▶ _Items from a data source_
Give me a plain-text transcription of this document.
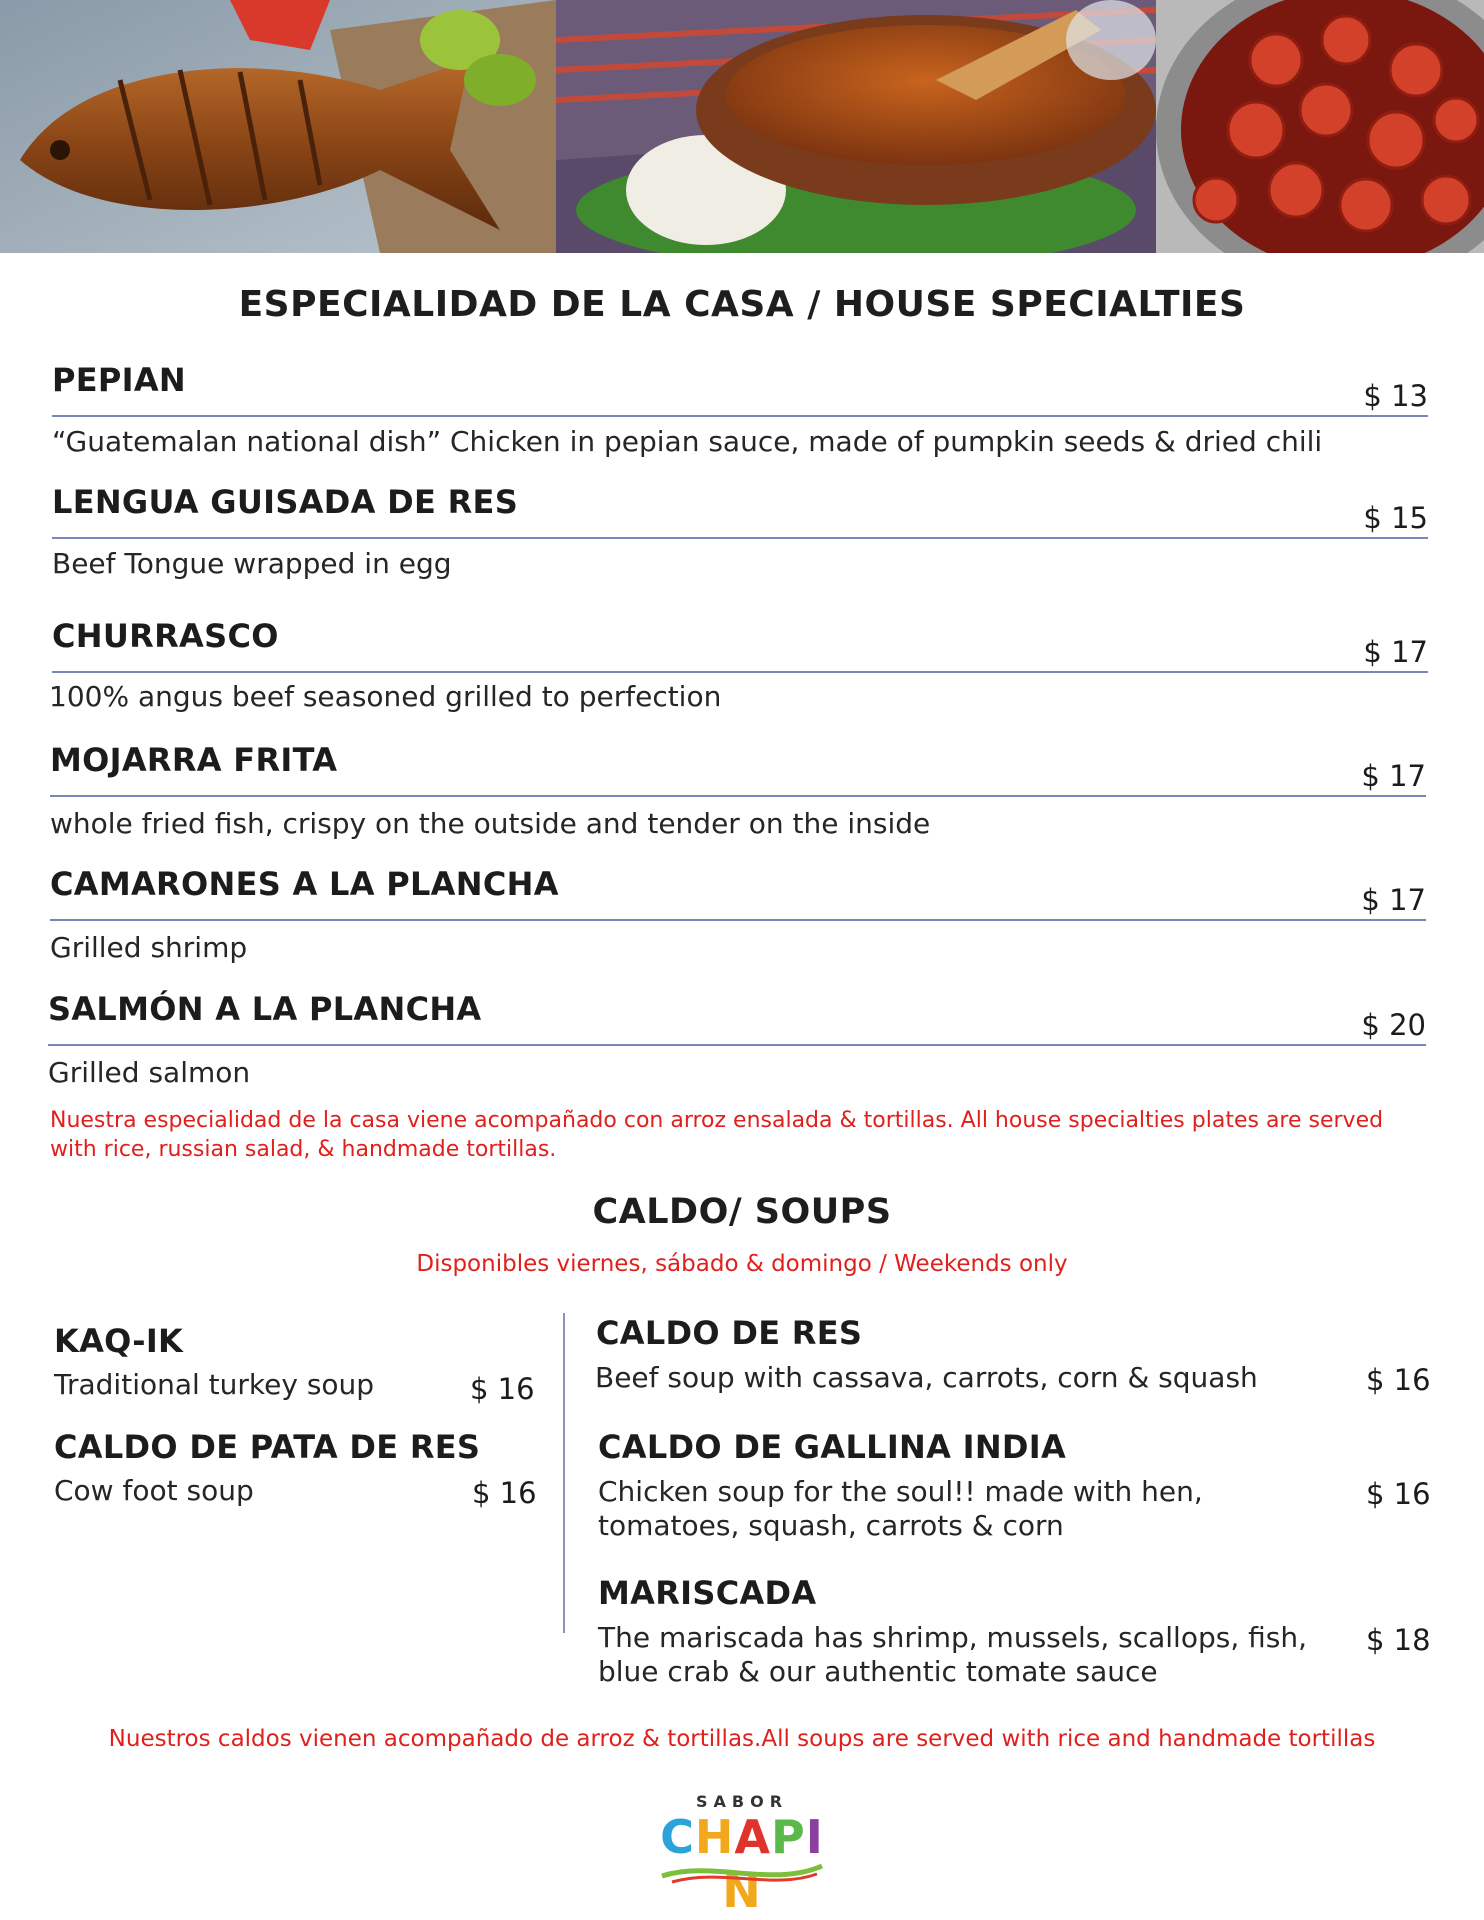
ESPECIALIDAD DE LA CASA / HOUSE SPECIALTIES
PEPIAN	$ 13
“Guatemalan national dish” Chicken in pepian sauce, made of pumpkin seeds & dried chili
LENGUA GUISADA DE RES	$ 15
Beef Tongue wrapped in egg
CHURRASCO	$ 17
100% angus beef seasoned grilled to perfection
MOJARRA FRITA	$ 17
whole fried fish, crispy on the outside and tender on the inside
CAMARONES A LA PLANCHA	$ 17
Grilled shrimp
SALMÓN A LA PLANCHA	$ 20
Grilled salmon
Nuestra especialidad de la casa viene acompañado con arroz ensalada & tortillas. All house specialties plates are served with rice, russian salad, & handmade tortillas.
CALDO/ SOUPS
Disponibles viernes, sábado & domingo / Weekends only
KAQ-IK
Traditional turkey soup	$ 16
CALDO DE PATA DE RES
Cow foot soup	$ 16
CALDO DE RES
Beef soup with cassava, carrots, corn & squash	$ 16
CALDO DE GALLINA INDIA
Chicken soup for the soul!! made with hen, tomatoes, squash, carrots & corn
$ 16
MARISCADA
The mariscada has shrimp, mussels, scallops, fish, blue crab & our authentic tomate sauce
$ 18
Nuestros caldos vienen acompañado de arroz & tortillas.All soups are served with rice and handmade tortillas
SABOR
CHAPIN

▶ _The exercise_
Say how many lines in the listing above include "sauce". Give nothing but the number.

▶ _Written response_
2